WRITTEN REQUEST
Count the lines below that contain the word "this", and report only that number.

RECORDS SHOWN
........
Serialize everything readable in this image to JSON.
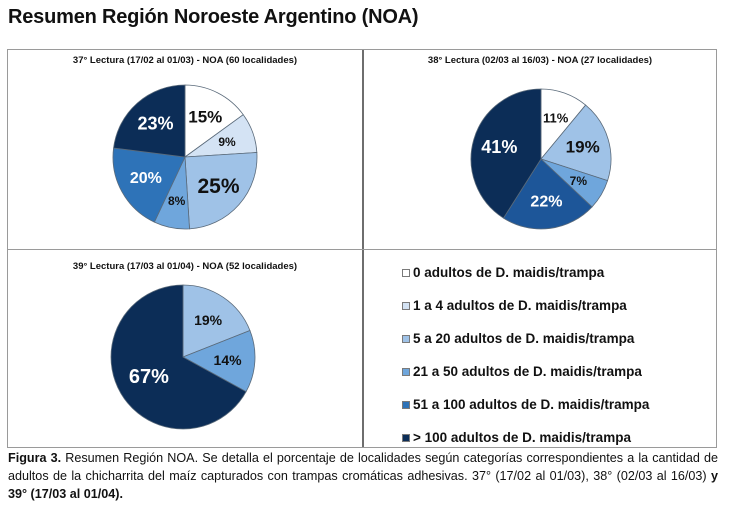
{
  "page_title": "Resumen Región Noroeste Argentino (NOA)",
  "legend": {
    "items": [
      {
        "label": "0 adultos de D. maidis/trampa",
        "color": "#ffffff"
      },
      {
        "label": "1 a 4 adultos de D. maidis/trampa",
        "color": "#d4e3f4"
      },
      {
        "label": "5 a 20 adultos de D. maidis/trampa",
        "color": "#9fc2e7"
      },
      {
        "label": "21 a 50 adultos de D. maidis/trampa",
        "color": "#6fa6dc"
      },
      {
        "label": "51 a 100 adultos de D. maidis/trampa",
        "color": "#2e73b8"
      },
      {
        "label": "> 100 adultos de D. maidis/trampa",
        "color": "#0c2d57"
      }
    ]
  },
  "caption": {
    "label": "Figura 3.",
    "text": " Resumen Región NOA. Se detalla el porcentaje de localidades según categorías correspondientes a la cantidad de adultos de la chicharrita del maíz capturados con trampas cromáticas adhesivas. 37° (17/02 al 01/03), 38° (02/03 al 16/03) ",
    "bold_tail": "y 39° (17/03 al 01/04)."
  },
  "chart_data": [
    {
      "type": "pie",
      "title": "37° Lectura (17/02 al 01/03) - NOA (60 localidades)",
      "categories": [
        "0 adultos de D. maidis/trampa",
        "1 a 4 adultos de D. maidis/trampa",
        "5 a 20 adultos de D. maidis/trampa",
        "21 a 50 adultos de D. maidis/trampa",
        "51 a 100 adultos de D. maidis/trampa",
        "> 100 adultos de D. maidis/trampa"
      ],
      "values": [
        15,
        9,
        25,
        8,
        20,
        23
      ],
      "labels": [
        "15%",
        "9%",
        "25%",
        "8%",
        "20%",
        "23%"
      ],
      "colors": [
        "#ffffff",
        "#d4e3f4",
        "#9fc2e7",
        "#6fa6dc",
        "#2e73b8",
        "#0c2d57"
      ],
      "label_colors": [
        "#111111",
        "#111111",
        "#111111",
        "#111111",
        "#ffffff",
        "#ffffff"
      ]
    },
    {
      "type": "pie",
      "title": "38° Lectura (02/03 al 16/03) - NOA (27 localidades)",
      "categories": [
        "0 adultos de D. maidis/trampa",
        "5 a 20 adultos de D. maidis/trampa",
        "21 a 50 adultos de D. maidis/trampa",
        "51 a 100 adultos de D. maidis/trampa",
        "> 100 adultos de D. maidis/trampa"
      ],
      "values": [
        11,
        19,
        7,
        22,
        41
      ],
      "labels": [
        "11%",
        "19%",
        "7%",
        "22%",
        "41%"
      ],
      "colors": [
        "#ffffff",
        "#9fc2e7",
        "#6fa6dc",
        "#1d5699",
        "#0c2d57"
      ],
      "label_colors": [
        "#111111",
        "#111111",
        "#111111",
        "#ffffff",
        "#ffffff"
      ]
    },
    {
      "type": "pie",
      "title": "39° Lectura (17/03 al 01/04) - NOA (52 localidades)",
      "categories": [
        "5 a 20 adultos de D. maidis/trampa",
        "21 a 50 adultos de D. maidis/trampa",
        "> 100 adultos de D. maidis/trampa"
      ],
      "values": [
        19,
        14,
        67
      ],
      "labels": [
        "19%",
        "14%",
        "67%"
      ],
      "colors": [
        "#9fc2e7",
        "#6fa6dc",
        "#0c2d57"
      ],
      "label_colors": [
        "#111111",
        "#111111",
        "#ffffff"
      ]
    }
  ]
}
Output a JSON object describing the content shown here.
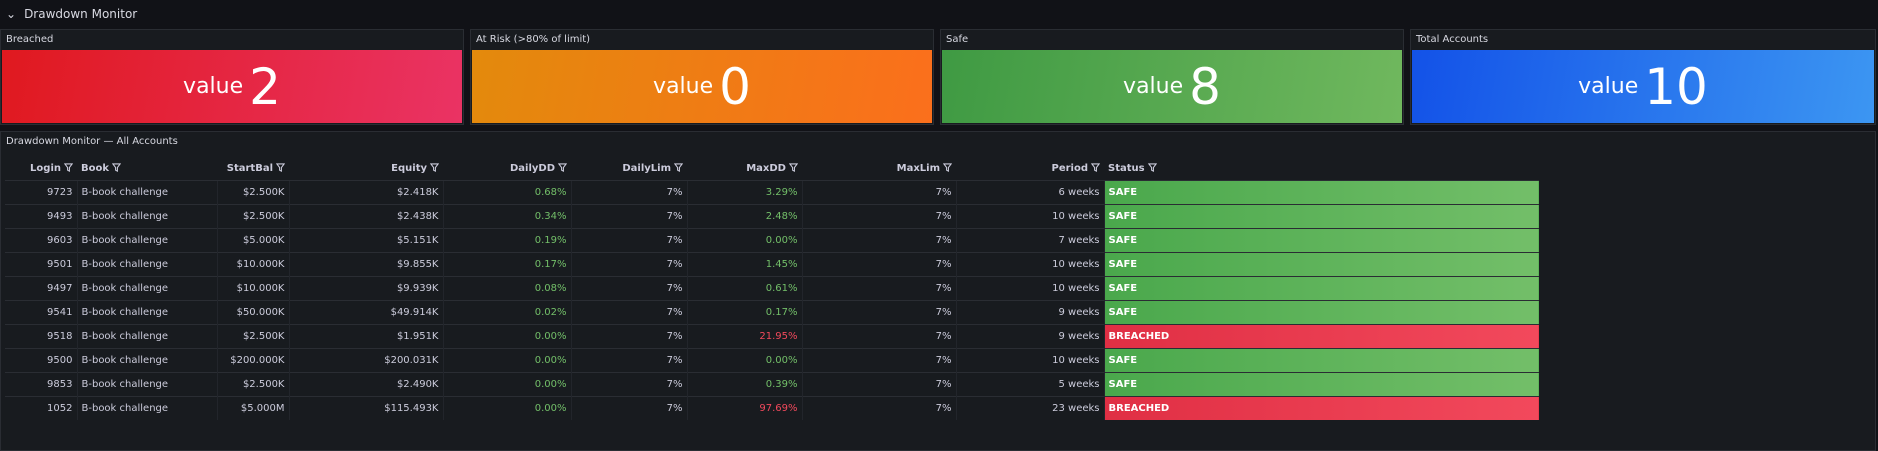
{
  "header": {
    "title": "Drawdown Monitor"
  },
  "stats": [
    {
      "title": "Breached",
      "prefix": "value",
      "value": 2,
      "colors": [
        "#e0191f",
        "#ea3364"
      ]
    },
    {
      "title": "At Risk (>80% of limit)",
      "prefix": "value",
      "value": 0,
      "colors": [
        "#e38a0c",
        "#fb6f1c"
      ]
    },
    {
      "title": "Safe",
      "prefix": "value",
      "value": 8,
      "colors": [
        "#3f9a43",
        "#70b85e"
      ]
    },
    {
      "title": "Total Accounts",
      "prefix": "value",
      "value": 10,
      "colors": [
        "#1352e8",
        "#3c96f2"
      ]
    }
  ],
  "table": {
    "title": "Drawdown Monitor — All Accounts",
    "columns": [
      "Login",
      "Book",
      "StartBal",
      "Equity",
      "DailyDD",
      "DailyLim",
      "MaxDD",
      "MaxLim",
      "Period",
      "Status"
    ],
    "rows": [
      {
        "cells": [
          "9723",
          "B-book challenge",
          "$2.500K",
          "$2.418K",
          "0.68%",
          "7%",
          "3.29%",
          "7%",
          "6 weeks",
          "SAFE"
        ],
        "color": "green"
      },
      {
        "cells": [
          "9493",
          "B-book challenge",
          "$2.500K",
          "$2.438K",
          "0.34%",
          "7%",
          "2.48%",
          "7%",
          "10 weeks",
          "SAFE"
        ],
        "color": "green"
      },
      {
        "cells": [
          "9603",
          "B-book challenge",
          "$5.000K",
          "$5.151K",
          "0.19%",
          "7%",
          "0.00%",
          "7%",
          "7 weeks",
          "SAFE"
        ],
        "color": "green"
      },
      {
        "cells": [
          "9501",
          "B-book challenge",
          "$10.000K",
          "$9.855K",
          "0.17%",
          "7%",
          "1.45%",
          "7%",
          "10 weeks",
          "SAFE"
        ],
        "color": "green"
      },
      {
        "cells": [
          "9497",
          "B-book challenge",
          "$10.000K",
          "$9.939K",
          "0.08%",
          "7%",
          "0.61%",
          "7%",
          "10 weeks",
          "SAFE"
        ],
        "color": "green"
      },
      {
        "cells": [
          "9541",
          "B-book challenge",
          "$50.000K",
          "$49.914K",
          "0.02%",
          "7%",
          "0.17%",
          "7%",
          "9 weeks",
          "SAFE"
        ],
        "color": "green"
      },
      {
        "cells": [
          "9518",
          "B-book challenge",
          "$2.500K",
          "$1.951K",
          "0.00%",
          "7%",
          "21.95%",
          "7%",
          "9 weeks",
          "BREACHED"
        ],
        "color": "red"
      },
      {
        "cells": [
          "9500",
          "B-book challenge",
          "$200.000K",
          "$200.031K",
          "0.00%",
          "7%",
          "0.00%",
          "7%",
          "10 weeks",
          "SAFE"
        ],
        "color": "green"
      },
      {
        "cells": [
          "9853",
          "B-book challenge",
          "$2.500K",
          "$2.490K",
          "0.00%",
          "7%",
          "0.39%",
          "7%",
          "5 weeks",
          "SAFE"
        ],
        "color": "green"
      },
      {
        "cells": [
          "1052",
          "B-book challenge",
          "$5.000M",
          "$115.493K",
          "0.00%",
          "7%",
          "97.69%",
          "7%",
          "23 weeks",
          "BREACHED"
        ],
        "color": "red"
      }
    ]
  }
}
........
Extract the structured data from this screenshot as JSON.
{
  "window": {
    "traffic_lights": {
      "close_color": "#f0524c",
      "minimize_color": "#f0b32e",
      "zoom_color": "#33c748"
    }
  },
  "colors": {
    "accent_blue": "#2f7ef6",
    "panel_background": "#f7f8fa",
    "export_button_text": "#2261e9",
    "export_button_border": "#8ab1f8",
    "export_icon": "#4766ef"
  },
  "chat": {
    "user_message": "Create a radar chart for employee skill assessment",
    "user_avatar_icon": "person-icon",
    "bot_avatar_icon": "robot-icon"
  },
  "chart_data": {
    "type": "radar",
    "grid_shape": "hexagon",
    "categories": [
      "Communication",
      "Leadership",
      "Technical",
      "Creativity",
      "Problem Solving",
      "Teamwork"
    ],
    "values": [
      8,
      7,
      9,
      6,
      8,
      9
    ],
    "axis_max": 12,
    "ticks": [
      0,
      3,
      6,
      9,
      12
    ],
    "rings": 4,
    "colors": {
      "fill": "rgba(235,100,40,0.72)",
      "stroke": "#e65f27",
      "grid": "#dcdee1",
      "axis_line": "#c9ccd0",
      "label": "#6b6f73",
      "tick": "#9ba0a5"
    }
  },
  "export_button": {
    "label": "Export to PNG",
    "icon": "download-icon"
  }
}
........
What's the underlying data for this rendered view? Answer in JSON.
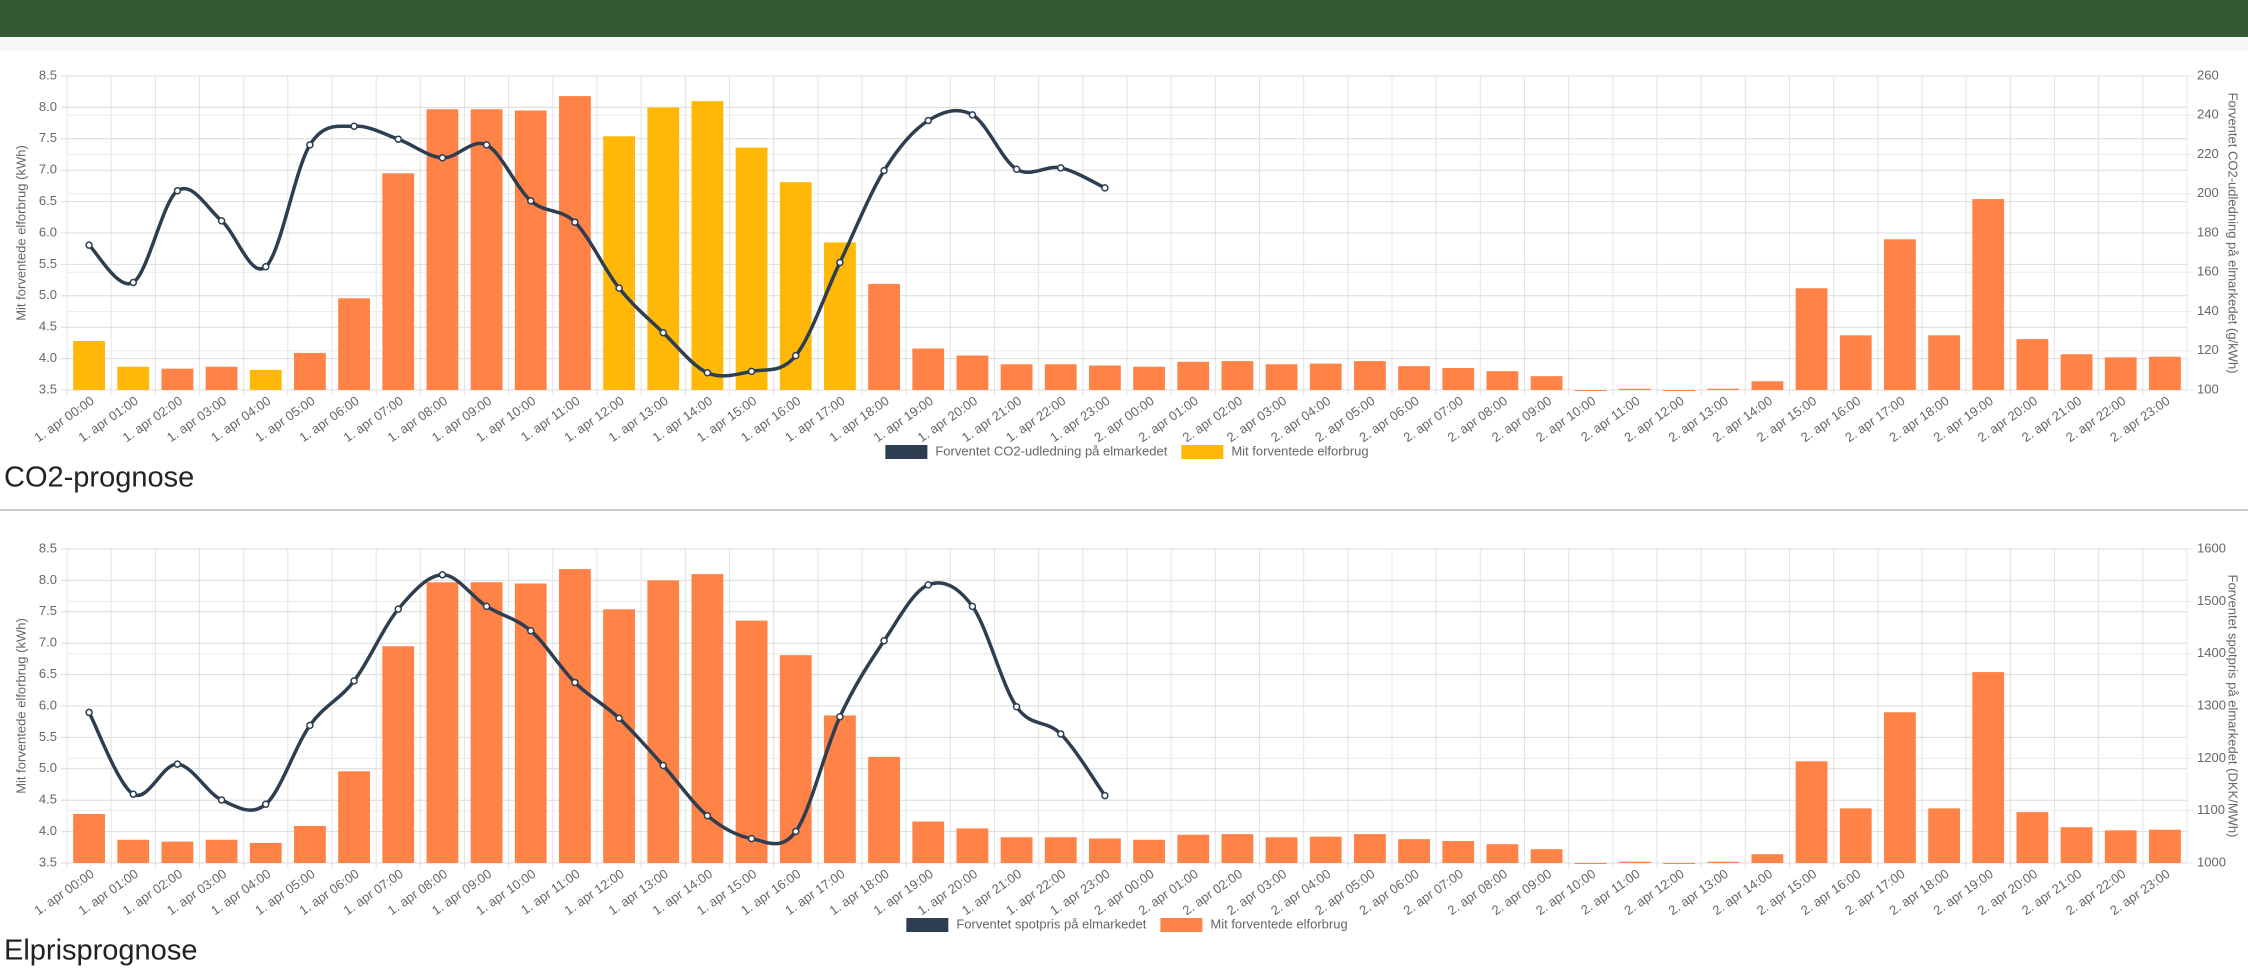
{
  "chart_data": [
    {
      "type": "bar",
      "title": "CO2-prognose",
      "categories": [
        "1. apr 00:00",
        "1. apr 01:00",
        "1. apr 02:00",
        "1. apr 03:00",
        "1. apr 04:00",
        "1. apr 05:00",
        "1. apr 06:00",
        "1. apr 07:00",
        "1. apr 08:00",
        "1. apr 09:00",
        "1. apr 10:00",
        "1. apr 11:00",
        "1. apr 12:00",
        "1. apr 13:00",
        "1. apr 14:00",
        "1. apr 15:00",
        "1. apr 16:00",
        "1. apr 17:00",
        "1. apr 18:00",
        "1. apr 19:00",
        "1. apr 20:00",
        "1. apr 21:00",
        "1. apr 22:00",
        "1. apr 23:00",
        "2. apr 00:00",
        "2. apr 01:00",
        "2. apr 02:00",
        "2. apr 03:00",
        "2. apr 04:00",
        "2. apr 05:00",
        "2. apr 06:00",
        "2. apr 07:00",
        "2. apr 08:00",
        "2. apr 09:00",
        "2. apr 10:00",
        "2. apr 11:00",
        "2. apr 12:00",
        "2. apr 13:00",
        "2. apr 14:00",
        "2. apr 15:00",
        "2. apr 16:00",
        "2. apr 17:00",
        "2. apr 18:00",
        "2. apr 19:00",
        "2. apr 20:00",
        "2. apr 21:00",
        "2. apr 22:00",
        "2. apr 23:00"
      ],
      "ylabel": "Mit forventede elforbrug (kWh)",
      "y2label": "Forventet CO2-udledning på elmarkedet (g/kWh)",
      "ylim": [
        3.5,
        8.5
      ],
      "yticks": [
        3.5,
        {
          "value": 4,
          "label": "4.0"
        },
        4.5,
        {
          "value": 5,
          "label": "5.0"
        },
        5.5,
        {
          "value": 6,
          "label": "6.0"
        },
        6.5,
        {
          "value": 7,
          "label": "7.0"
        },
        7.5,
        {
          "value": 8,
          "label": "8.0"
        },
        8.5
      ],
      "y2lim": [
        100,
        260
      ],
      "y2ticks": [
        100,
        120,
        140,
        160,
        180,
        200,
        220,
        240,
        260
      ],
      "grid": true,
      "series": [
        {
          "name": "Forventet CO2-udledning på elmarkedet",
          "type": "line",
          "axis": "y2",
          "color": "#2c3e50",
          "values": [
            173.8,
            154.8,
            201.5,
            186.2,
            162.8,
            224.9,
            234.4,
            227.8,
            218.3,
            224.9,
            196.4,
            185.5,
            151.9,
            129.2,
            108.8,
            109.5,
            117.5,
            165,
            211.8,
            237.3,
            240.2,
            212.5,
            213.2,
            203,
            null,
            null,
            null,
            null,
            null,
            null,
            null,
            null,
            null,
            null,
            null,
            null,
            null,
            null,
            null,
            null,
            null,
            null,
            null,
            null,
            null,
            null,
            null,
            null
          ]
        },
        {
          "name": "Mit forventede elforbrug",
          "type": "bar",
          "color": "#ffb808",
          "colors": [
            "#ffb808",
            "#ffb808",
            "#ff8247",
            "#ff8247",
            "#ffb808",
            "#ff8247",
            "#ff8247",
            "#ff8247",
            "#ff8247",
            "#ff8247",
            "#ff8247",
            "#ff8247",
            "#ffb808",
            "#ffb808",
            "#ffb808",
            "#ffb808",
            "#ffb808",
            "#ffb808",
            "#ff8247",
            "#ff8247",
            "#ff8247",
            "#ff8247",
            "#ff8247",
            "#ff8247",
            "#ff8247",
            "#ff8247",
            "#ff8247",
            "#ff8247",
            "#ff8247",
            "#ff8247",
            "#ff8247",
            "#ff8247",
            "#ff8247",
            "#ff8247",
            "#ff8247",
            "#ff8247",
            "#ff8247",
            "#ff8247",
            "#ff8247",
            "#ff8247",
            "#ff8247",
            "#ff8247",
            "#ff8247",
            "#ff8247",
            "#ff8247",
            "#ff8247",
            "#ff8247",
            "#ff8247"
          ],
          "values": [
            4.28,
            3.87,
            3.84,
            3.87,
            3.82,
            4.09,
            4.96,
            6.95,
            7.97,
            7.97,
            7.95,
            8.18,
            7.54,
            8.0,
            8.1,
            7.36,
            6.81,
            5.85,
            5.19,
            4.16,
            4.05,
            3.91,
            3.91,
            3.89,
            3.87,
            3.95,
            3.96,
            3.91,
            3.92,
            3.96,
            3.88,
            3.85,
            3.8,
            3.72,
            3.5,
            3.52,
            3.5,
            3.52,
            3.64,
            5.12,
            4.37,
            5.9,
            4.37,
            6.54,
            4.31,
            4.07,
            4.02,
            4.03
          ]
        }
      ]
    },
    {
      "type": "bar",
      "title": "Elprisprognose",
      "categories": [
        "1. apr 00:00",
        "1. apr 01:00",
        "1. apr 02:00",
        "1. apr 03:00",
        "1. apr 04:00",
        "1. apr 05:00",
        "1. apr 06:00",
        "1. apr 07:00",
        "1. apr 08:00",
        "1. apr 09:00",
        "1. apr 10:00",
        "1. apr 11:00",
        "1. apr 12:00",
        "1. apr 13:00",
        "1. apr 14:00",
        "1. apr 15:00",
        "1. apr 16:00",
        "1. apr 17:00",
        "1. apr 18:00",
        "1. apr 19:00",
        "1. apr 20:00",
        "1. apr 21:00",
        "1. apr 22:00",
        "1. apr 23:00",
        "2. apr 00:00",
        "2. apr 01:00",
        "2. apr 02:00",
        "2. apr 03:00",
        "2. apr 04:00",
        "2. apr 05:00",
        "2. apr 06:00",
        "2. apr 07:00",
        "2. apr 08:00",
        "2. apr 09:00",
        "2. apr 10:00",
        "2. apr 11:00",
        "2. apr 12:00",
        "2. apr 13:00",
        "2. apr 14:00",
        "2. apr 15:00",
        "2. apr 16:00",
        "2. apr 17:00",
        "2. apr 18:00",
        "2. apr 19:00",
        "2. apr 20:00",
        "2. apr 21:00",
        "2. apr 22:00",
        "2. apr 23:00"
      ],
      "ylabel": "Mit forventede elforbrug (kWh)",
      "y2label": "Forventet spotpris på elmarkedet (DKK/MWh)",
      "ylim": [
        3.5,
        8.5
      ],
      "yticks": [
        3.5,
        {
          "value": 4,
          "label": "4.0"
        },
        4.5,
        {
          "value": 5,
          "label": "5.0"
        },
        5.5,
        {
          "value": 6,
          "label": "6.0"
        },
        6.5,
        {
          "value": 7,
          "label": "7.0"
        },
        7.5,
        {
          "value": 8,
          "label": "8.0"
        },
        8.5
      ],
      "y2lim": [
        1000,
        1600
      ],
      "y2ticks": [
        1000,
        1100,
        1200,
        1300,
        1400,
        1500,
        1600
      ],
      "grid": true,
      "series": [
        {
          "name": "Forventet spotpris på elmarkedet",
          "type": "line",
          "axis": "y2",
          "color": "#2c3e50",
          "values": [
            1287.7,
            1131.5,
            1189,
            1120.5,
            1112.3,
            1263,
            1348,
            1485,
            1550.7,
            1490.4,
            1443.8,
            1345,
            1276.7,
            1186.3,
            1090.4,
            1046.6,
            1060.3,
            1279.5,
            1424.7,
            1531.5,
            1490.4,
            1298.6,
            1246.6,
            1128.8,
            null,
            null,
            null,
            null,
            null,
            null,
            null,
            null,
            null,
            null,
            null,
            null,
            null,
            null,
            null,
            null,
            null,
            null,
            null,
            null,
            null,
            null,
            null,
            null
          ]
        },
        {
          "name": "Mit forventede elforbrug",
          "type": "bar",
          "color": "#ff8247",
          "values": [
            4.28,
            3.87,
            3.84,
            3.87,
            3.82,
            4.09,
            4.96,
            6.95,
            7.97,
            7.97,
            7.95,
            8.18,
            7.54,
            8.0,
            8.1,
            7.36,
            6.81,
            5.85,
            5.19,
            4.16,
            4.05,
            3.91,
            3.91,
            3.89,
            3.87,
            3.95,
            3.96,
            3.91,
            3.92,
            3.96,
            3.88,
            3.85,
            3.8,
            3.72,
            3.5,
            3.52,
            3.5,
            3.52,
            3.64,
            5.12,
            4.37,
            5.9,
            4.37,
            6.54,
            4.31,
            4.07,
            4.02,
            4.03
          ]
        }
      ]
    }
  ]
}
........
TASK RESPONSE
3